■ **SHORT EXERCISE**
Write out the whole listing word for word.

■ **PROVIDED RECORDS**
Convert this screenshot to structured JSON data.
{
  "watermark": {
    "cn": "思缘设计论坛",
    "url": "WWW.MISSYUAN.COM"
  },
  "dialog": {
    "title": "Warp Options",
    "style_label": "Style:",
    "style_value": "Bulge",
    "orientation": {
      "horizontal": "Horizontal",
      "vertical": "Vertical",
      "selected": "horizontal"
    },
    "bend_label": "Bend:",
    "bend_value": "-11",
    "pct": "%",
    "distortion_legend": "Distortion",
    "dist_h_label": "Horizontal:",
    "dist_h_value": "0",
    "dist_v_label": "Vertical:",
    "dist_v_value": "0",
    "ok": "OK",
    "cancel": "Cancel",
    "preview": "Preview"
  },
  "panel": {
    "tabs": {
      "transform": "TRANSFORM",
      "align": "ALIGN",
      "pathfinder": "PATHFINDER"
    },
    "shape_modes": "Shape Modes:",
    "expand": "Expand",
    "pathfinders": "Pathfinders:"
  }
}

■ **SOLUTION FOR THIS PROBLEM**
Convert this screenshot to structured JSON data.
{
  "watermark": {
    "cn": "思缘设计论坛",
    "url": "WWW.MISSYUAN.COM"
  },
  "dialog": {
    "title": "Warp Options",
    "style_label": "Style:",
    "style_value": "Bulge",
    "orientation": {
      "horizontal": "Horizontal",
      "vertical": "Vertical",
      "selected": "horizontal"
    },
    "bend_label": "Bend:",
    "bend_value": "-11",
    "pct": "%",
    "distortion_legend": "Distortion",
    "dist_h_label": "Horizontal:",
    "dist_h_value": "0",
    "dist_v_label": "Vertical:",
    "dist_v_value": "0",
    "ok": "OK",
    "cancel": "Cancel",
    "preview": "Preview"
  },
  "panel": {
    "tabs": {
      "transform": "TRANSFORM",
      "align": "ALIGN",
      "pathfinder": "PATHFINDER"
    },
    "shape_modes": "Shape Modes:",
    "expand": "Expand",
    "pathfinders": "Pathfinders:"
  }
}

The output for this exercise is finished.